INPUT =>
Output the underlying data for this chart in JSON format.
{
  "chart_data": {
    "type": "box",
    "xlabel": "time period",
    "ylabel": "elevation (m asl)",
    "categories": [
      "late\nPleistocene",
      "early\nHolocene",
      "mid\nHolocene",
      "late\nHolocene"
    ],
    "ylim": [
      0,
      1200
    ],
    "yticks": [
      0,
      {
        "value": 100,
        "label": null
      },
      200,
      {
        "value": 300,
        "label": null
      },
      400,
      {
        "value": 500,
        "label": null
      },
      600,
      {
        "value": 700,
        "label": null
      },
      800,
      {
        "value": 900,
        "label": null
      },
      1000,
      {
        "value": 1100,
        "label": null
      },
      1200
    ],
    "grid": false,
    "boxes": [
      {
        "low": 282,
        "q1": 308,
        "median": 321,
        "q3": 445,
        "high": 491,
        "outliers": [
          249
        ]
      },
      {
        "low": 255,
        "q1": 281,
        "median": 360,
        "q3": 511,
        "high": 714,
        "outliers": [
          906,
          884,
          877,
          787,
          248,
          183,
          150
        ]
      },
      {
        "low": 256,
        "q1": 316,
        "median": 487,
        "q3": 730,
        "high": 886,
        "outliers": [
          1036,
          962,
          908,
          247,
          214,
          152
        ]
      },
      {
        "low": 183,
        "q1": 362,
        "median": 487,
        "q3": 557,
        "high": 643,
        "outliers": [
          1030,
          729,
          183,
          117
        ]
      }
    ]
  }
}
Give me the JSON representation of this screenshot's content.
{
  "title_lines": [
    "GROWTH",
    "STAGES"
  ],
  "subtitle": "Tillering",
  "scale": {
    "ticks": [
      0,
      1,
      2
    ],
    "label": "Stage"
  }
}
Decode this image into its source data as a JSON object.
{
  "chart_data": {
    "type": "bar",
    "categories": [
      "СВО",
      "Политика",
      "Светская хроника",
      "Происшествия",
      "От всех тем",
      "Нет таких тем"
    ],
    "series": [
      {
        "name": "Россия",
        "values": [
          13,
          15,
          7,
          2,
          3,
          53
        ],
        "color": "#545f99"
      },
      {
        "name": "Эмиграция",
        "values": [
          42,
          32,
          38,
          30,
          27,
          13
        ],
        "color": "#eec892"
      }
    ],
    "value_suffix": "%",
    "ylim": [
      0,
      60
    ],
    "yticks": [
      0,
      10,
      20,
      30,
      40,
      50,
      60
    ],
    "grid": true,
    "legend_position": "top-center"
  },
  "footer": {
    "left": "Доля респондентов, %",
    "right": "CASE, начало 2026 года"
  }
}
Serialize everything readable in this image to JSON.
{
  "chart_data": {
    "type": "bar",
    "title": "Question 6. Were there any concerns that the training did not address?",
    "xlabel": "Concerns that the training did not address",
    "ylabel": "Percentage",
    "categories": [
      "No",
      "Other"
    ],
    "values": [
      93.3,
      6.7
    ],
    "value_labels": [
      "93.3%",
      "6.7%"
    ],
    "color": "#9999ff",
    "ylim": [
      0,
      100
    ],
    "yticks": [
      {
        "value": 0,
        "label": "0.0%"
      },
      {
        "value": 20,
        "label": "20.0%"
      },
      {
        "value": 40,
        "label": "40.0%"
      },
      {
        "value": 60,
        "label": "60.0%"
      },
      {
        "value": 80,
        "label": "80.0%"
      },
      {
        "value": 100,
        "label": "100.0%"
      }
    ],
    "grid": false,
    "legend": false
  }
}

TASK GOAL =>
Pull out all lines from the entries above in which the word "color" appears.

FULL ANSWER =>
        "color": "#545f99"
        "color": "#eec892"
    "color": "#9999ff",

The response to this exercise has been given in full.